Items from a dataset
----------

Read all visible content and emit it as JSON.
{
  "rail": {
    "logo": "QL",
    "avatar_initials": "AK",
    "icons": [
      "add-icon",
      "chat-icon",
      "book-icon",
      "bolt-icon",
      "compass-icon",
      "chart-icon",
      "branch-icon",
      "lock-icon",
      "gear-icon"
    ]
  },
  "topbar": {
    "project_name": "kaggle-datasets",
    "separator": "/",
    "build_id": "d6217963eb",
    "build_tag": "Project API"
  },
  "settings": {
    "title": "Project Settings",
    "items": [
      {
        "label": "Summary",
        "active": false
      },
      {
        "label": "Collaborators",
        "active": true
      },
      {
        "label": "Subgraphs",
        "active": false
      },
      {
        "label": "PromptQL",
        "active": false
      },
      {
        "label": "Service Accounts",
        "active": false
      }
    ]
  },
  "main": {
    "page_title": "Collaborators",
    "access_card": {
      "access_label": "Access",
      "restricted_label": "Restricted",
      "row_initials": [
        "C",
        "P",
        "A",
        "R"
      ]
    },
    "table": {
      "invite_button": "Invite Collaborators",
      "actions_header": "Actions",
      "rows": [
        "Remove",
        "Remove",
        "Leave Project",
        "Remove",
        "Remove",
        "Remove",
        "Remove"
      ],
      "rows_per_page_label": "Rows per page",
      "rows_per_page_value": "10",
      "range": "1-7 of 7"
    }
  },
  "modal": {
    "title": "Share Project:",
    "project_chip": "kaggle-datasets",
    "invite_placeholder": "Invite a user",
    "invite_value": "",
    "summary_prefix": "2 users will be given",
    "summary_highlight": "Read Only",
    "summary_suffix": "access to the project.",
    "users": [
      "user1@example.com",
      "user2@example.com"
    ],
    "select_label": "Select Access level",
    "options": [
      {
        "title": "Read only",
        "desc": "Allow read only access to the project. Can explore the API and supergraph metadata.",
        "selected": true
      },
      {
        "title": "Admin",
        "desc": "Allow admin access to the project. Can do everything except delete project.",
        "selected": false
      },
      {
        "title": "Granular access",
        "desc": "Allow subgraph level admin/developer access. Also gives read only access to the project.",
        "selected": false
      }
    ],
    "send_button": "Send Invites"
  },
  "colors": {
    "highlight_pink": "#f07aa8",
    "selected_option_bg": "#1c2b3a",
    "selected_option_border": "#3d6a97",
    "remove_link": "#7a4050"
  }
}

----------

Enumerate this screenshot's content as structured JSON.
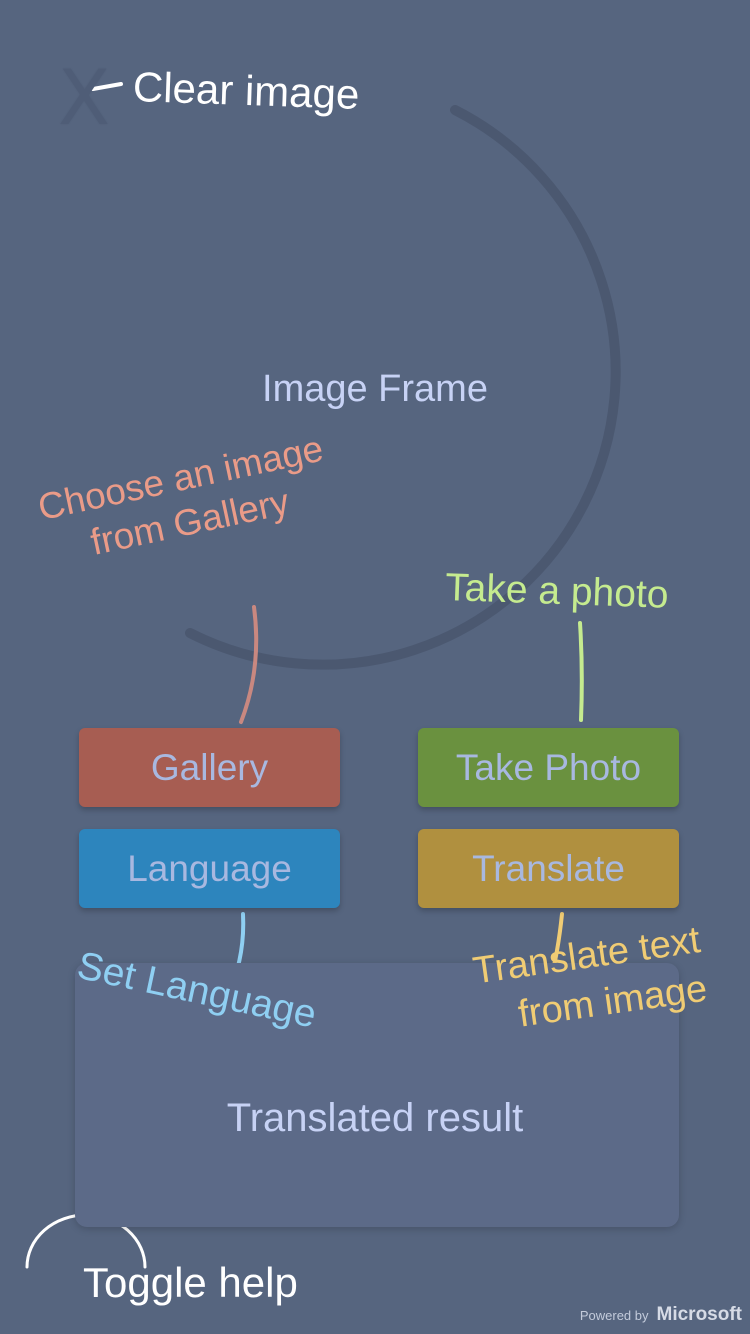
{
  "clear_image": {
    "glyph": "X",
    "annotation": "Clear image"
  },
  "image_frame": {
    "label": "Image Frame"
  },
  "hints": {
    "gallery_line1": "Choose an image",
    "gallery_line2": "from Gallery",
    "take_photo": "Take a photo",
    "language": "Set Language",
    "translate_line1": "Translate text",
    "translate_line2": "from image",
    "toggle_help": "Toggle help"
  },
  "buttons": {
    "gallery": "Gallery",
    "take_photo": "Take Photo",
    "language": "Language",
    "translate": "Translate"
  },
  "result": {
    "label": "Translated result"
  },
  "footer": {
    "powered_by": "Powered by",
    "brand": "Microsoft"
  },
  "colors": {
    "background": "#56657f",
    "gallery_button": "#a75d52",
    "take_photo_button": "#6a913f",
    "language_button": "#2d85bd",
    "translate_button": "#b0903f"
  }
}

----------

Above are some records. Report the number of their lines that include "Collaborators", and add nothing else.

3